• _PROBLEM DETAILS_
In the listing, rename "purchase-tabs" to "order-tabs" in the part that opens with the line containing "recommendation-title: 顺手买更划算 xyxy=(88,1502,328,1548)" and closes with the line containing "quantity-stepper: 2 xyxy=(756,986,1020,1046)", and return only those lines with nothing else changed.
— begin DATA LINES —
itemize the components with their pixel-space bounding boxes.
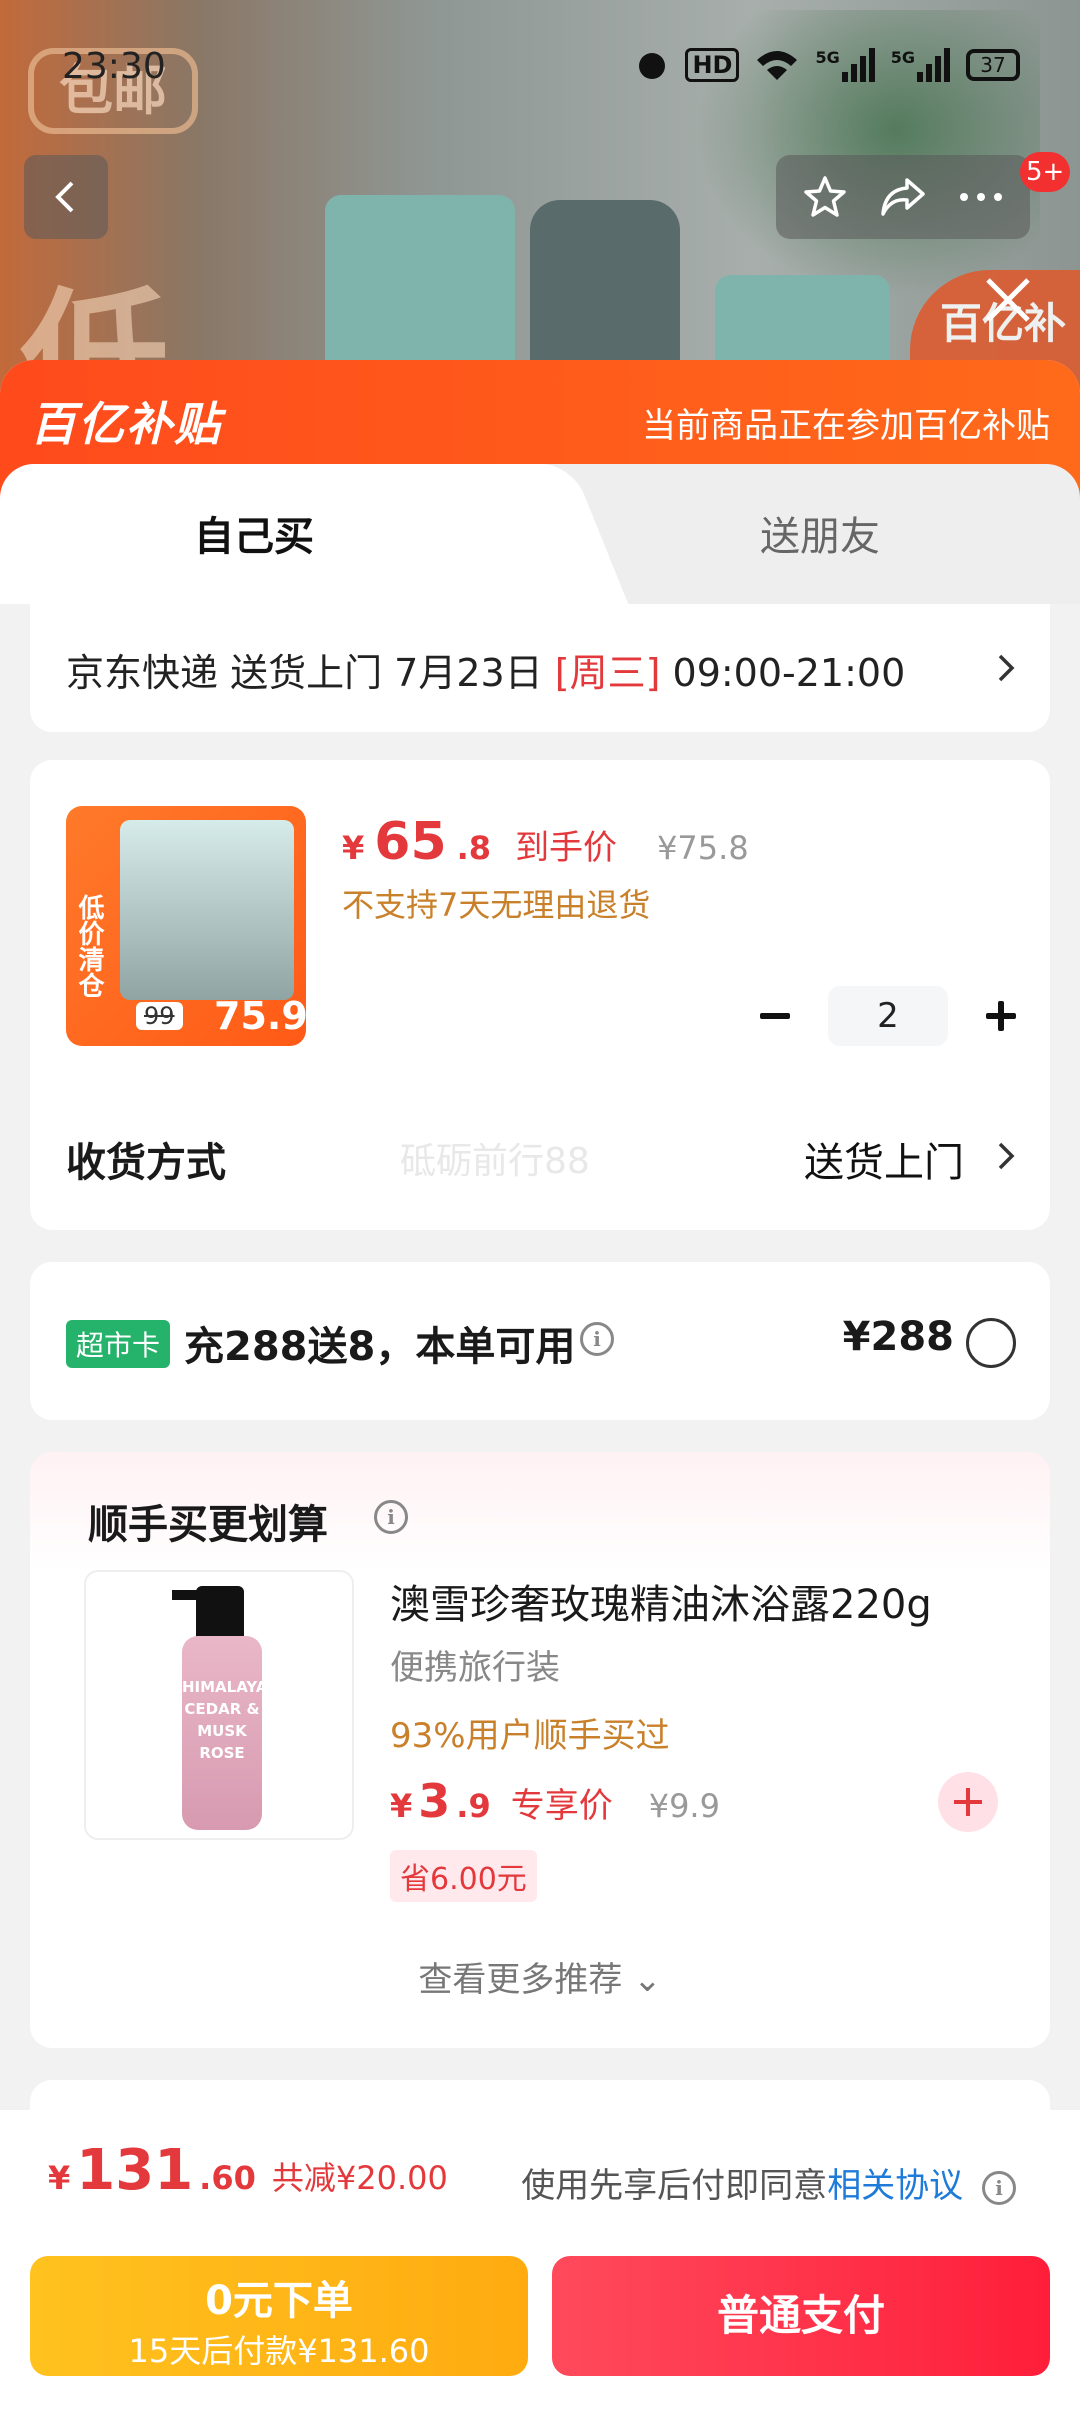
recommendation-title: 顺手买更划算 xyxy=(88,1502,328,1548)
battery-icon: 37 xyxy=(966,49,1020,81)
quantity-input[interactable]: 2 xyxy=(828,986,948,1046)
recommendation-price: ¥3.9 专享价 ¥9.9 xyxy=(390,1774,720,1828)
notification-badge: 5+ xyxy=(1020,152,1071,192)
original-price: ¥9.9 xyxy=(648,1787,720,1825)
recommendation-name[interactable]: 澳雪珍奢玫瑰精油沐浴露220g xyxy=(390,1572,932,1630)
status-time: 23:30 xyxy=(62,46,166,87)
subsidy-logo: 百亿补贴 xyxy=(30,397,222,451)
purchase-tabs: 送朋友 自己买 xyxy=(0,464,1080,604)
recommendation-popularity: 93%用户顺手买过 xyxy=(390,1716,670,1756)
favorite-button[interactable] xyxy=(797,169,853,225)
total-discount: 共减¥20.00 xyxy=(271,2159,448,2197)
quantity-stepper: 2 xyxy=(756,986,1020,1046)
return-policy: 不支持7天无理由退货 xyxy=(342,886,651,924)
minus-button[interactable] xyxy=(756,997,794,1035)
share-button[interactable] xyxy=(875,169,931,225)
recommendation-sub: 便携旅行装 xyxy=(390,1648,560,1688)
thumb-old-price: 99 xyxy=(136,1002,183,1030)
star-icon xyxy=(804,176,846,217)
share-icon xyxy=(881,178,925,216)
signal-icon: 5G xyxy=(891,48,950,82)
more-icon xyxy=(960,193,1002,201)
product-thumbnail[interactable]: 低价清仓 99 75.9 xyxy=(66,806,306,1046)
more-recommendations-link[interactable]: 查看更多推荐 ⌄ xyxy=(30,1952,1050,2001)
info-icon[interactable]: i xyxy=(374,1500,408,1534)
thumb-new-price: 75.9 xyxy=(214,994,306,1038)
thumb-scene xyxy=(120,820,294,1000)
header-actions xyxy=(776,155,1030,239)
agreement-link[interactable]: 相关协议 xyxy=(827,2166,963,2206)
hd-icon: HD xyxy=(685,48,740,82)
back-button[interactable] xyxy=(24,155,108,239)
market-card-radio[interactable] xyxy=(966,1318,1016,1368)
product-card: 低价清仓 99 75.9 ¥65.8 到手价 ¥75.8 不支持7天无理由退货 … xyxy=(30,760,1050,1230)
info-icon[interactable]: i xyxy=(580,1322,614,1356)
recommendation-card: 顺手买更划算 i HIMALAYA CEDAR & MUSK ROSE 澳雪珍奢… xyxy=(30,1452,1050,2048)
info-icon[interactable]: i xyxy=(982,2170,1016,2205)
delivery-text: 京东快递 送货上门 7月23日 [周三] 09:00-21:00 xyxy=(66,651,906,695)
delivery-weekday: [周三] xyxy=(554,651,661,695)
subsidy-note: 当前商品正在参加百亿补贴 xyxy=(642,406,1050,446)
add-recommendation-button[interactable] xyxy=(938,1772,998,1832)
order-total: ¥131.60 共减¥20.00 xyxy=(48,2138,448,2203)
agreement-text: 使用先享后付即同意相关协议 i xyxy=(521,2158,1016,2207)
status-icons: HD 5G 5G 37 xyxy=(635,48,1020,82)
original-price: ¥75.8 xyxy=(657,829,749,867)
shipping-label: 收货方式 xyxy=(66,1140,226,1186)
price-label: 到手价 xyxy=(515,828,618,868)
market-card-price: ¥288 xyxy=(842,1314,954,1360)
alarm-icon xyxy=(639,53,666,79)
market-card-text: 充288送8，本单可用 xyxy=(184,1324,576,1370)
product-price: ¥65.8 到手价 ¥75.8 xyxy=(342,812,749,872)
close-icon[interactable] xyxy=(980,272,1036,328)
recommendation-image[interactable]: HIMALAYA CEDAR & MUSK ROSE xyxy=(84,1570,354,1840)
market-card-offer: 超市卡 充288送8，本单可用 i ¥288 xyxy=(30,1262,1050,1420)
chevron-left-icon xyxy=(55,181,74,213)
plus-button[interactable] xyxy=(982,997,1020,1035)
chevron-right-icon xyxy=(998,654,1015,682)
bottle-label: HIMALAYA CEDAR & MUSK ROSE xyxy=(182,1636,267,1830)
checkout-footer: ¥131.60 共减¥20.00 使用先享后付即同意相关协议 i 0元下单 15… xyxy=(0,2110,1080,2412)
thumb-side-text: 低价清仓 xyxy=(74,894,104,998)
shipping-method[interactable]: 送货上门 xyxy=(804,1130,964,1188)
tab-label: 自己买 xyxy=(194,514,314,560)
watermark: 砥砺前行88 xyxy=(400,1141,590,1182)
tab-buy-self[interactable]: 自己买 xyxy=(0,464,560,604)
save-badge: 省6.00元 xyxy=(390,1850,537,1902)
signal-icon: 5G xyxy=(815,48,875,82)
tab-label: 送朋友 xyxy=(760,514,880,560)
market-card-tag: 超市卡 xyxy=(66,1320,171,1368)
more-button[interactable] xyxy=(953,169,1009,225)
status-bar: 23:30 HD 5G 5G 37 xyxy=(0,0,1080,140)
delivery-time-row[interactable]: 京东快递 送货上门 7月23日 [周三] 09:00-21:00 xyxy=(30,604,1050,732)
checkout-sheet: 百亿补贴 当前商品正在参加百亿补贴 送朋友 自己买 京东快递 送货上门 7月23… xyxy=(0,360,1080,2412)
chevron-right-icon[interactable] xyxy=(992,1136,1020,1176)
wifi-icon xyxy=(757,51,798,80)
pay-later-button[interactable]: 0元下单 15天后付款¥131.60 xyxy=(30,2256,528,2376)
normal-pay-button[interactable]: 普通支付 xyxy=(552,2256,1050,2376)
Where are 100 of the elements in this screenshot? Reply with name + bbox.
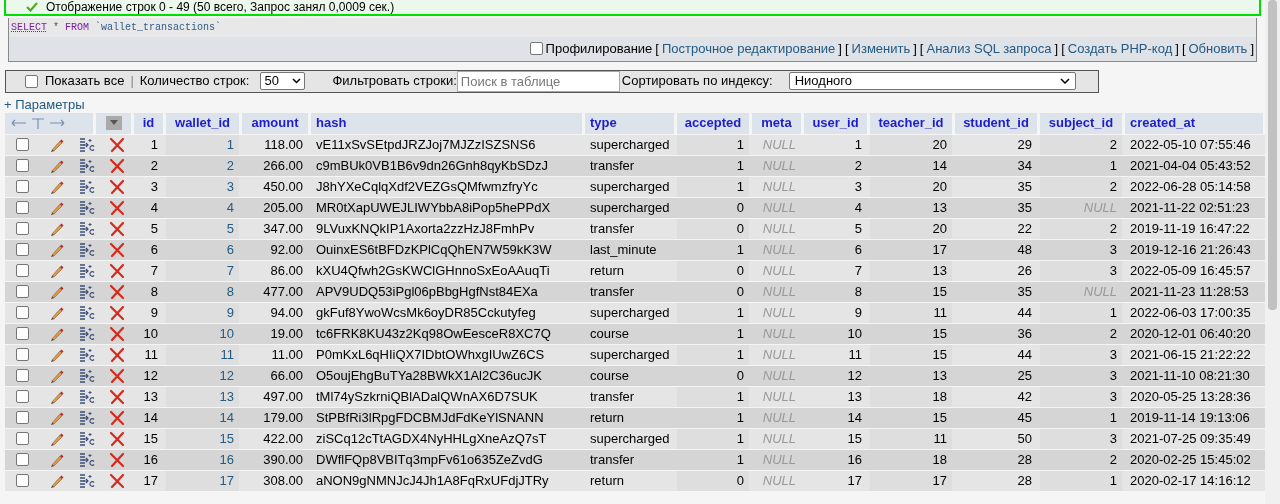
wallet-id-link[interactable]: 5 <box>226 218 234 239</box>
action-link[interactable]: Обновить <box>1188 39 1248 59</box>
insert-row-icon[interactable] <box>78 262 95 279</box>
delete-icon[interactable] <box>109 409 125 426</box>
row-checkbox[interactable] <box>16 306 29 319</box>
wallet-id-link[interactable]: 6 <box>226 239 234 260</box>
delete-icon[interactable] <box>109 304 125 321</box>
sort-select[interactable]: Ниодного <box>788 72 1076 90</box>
— end DATA LINES —
• _WORKED ANSWER_
recommendation-title: 顺手买更划算 xyxy=(88,1502,328,1548)
battery-icon: 37 xyxy=(966,49,1020,81)
quantity-input[interactable]: 2 xyxy=(828,986,948,1046)
recommendation-price: ¥3.9 专享价 ¥9.9 xyxy=(390,1774,720,1828)
notification-badge: 5+ xyxy=(1020,152,1071,192)
original-price: ¥9.9 xyxy=(648,1787,720,1825)
recommendation-name[interactable]: 澳雪珍奢玫瑰精油沐浴露220g xyxy=(390,1572,932,1630)
status-time: 23:30 xyxy=(62,46,166,87)
subsidy-logo: 百亿补贴 xyxy=(30,397,222,451)
order-tabs: 送朋友 自己买 xyxy=(0,464,1080,604)
recommendation-popularity: 93%用户顺手买过 xyxy=(390,1716,670,1756)
favorite-button[interactable] xyxy=(797,169,853,225)
total-discount: 共减¥20.00 xyxy=(271,2159,448,2197)
quantity-stepper: 2 xyxy=(756,986,1020,1046)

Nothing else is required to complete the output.